Every entry that follows should be repeated exactly; drop the images.

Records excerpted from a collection

=-=-=

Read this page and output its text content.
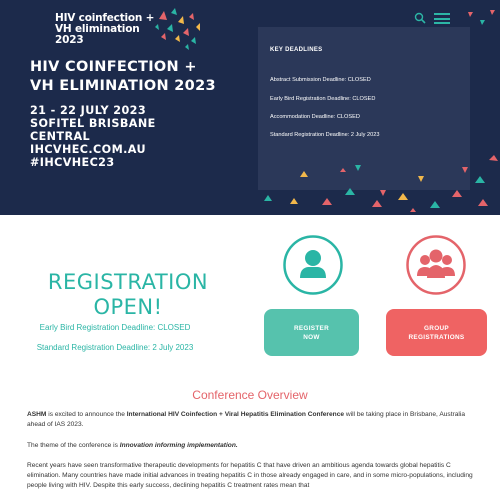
HIV coinfection +
VH elimination
2023
HIV COINFECTION +
VH ELIMINATION 2023
21 - 22 JULY 2023
SOFITEL BRISBANE
CENTRAL
IHCVHEC.COM.AU
#IHCVHEC23
KEY DEADLINES
Abstract Submission Deadline: CLOSED
Early Bird Registration Deadline: CLOSED
Accommodation Deadline: CLOSED
Standard Registration Deadline: 2 July 2023
REGISTRATION
OPEN!
Early Bird Registration Deadline: CLOSED
Standard Registration Deadline: 2 July 2023
REGISTER
NOW
GROUP
REGISTRATIONS
Conference Overview
ASHM is excited to announce the International HIV Coinfection + Viral Hepatitis Elimination Conference will be taking place in Brisbane, Australia ahead of IAS 2023.
The theme of the conference is Innovation informing implementation.
Recent years have seen transformative therapeutic developments for hepatitis C that have driven an ambitious agenda towards global hepatitis C elimination. Many countries have made initial advances in treating hepatitis C in those already engaged in care, and in some micro-populations, including people living with HIV. Despite this early success, declining hepatitis C treatment rates mean that
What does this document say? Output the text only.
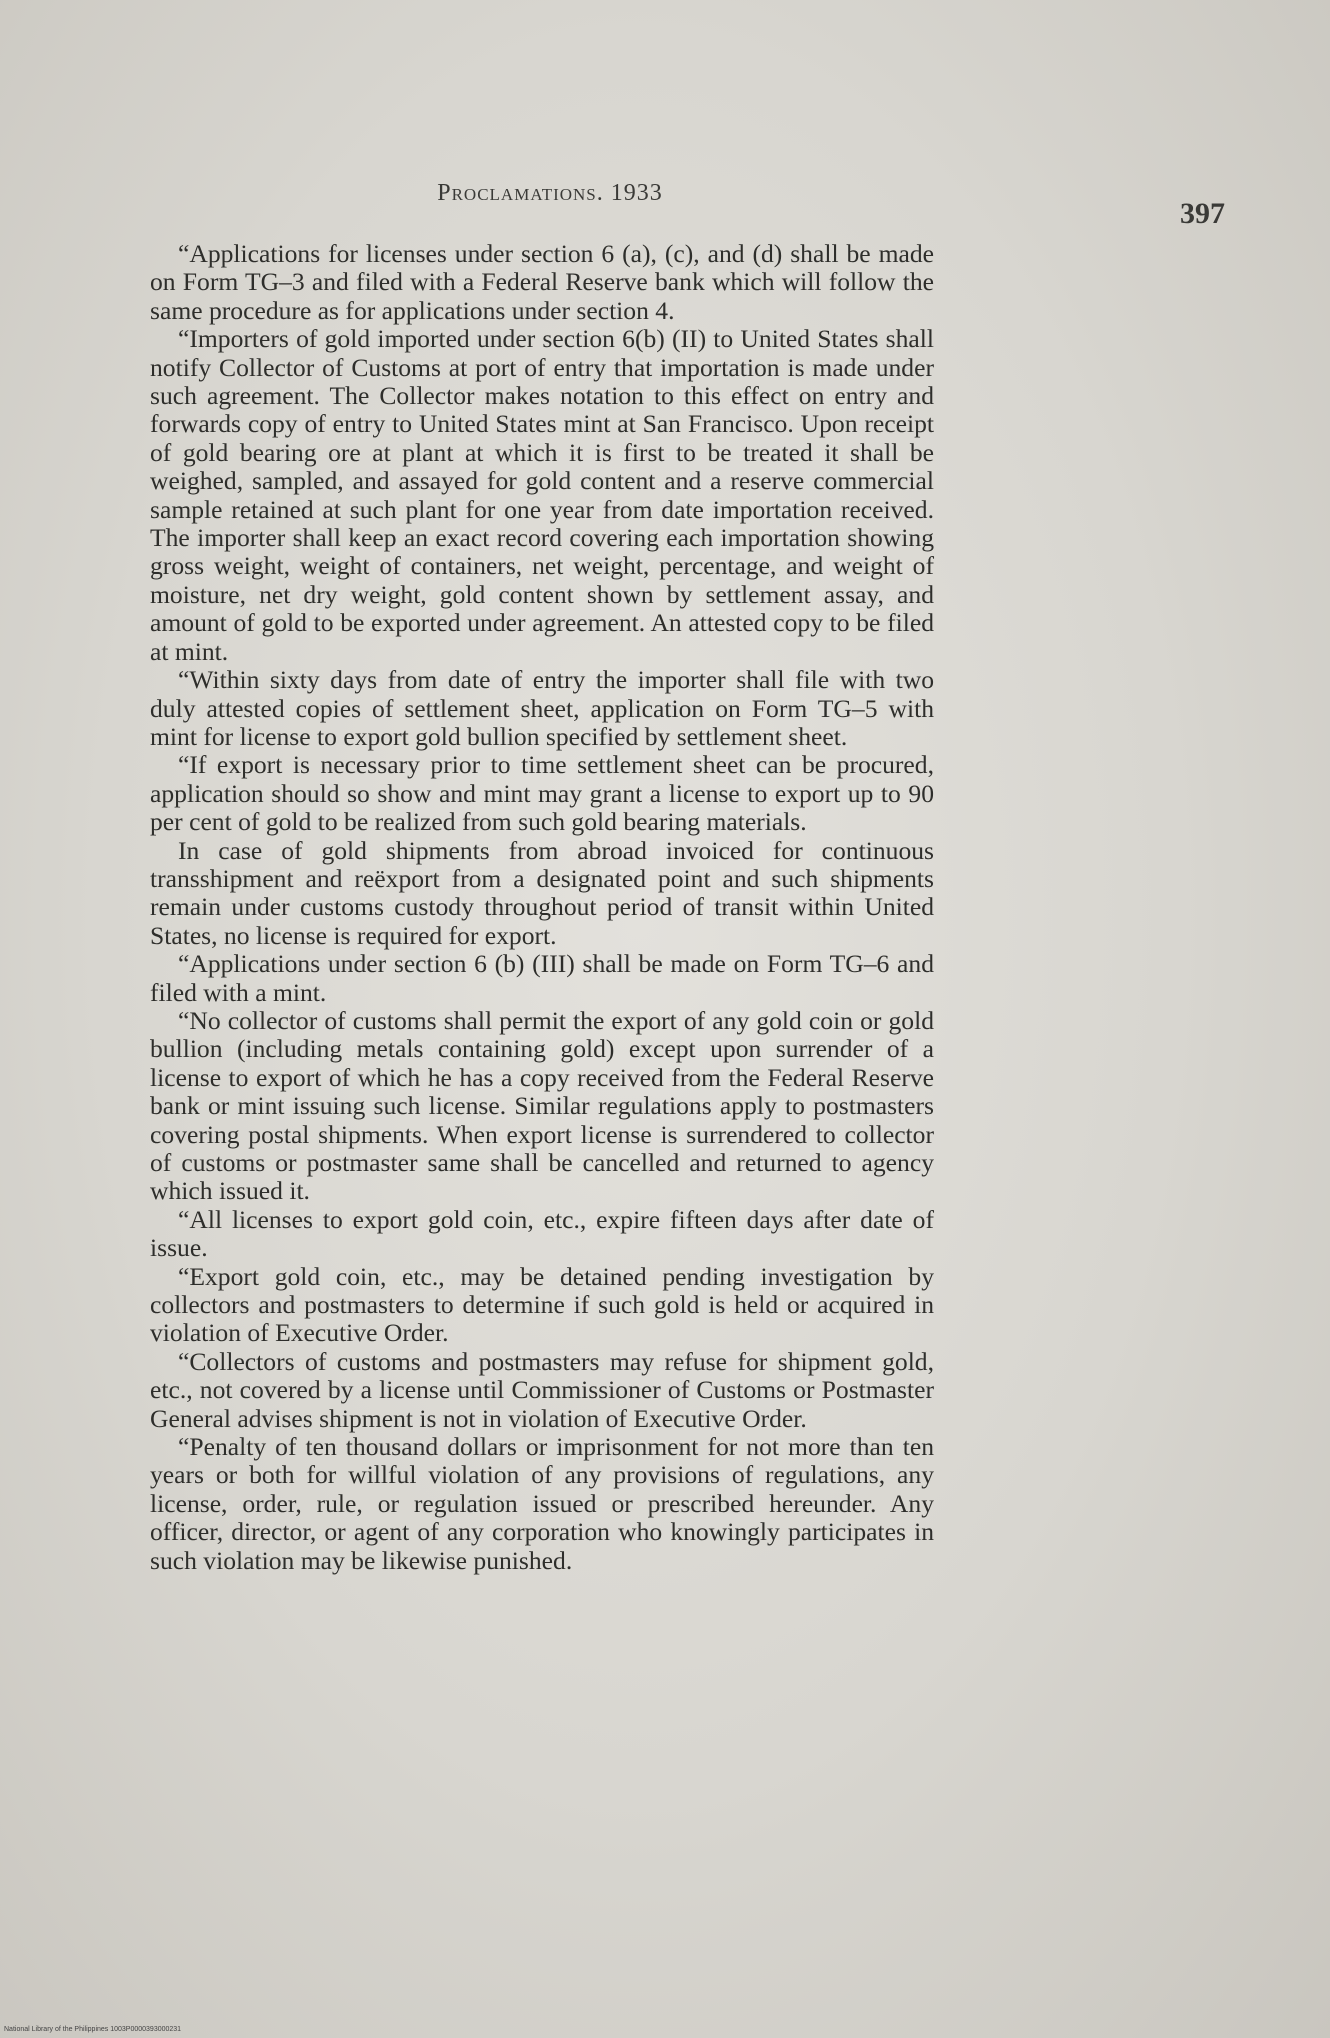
Proclamations. 1933
397

“Applications for licenses under section 6 (a), (c), and (d) shall be made on Form TG–3 and filed with a Federal Reserve bank which will follow the same procedure as for applications under section 4.

“Importers of gold imported under section 6(b) (II) to United States shall notify Collector of Customs at port of entry that importation is made under such agreement. The Collector makes notation to this effect on entry and forwards copy of entry to United States mint at San Francisco. Upon receipt of gold bearing ore at plant at which it is first to be treated it shall be weighed, sampled, and assayed for gold content and a reserve commercial sample retained at such plant for one year from date importation received. The importer shall keep an exact record covering each importation showing gross weight, weight of containers, net weight, percentage, and weight of moisture, net dry weight, gold content shown by settlement assay, and amount of gold to be exported under agreement. An attested copy to be filed at mint.

“Within sixty days from date of entry the importer shall file with two duly attested copies of settlement sheet, application on Form TG–5 with mint for license to export gold bullion specified by settlement sheet.

“If export is necessary prior to time settlement sheet can be procured, application should so show and mint may grant a license to export up to 90 per cent of gold to be realized from such gold bearing materials.

In case of gold shipments from abroad invoiced for continuous transshipment and reëxport from a designated point and such shipments remain under customs custody throughout period of transit within United States, no license is required for export.

“Applications under section 6 (b) (III) shall be made on Form TG–6 and filed with a mint.

“No collector of customs shall permit the export of any gold coin or gold bullion (including metals containing gold) except upon surrender of a license to export of which he has a copy received from the Federal Reserve bank or mint issuing such license. Similar regulations apply to postmasters covering postal shipments. When export license is surrendered to collector of customs or postmaster same shall be cancelled and returned to agency which issued it.

“All licenses to export gold coin, etc., expire fifteen days after date of issue.

“Export gold coin, etc., may be detained pending investigation by collectors and postmasters to determine if such gold is held or acquired in violation of Executive Order.

“Collectors of customs and postmasters may refuse for shipment gold, etc., not covered by a license until Commissioner of Customs or Postmaster General advises shipment is not in violation of Executive Order.

“Penalty of ten thousand dollars or imprisonment for not more than ten years or both for willful violation of any provisions of regulations, any license, order, rule, or regulation issued or prescribed hereunder. Any officer, director, or agent of any corporation who knowingly participates in such violation may be likewise punished.

National Library of the Philippines 1003P0000393000231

=-=-=

Exercise response:
Read this page and output its text content.
HIV coinfection +
VH elimination
2023
HIV COINFECTION +
VH ELIMINATION 2023
21 - 22 JULY 2023
SOFITEL BRISBANE
CENTRAL
IHCVHEC.COM.AU
#IHCVHEC23
KEY DEADLINES
Abstract Submission Deadline: CLOSED
Early Bird Registration Deadline: CLOSED
Accommodation Deadline: CLOSED
Standard Registration Deadline: 2 July 2023
REGISTRATION
OPEN!
Early Bird Registration Deadline: CLOSED
Standard Registration Deadline: 2 July 2023
REGISTER
NOW
GROUP
REGISTRATIONS
Conference Overview
ASHM is excited to announce the International HIV Coinfection + Viral Hepatitis Elimination Conference will be taking place in Brisbane, Australia ahead of IAS 2023.
The theme of the conference is Innovation informing implementation.
Recent years have seen transformative therapeutic developments for hepatitis C that have driven an ambitious agenda towards global hepatitis C elimination. Many countries have made initial advances in treating hepatitis C in those already engaged in care, and in some micro-populations, including people living with HIV. Despite this early success, declining hepatitis C treatment rates mean that
What does this document say? Output the text only.
Proclamations. 1933
397

“Applications for licenses under section 6 (a), (c), and (d) shall be made on Form TG–3 and filed with a Federal Reserve bank which will follow the same procedure as for applications under section 4.

“Importers of gold imported under section 6(b) (II) to United States shall notify Collector of Customs at port of entry that importation is made under such agreement. The Collector makes notation to this effect on entry and forwards copy of entry to United States mint at San Francisco. Upon receipt of gold bearing ore at plant at which it is first to be treated it shall be weighed, sampled, and assayed for gold content and a reserve commercial sample retained at such plant for one year from date importation received. The importer shall keep an exact record covering each importation showing gross weight, weight of containers, net weight, percentage, and weight of moisture, net dry weight, gold content shown by settlement assay, and amount of gold to be exported under agreement. An attested copy to be filed at mint.

“Within sixty days from date of entry the importer shall file with two duly attested copies of settlement sheet, application on Form TG–5 with mint for license to export gold bullion specified by settlement sheet.

“If export is necessary prior to time settlement sheet can be procured, application should so show and mint may grant a license to export up to 90 per cent of gold to be realized from such gold bearing materials.

In case of gold shipments from abroad invoiced for continuous transshipment and reëxport from a designated point and such shipments remain under customs custody throughout period of transit within United States, no license is required for export.

“Applications under section 6 (b) (III) shall be made on Form TG–6 and filed with a mint.

“No collector of customs shall permit the export of any gold coin or gold bullion (including metals containing gold) except upon surrender of a license to export of which he has a copy received from the Federal Reserve bank or mint issuing such license. Similar regulations apply to postmasters covering postal shipments. When export license is surrendered to collector of customs or postmaster same shall be cancelled and returned to agency which issued it.

“All licenses to export gold coin, etc., expire fifteen days after date of issue.

“Export gold coin, etc., may be detained pending investigation by collectors and postmasters to determine if such gold is held or acquired in violation of Executive Order.

“Collectors of customs and postmasters may refuse for shipment gold, etc., not covered by a license until Commissioner of Customs or Postmaster General advises shipment is not in violation of Executive Order.

“Penalty of ten thousand dollars or imprisonment for not more than ten years or both for willful violation of any provisions of regulations, any license, order, rule, or regulation issued or prescribed hereunder. Any officer, director, or agent of any corporation who knowingly participates in such violation may be likewise punished.

National Library of the Philippines 1003P0000393000231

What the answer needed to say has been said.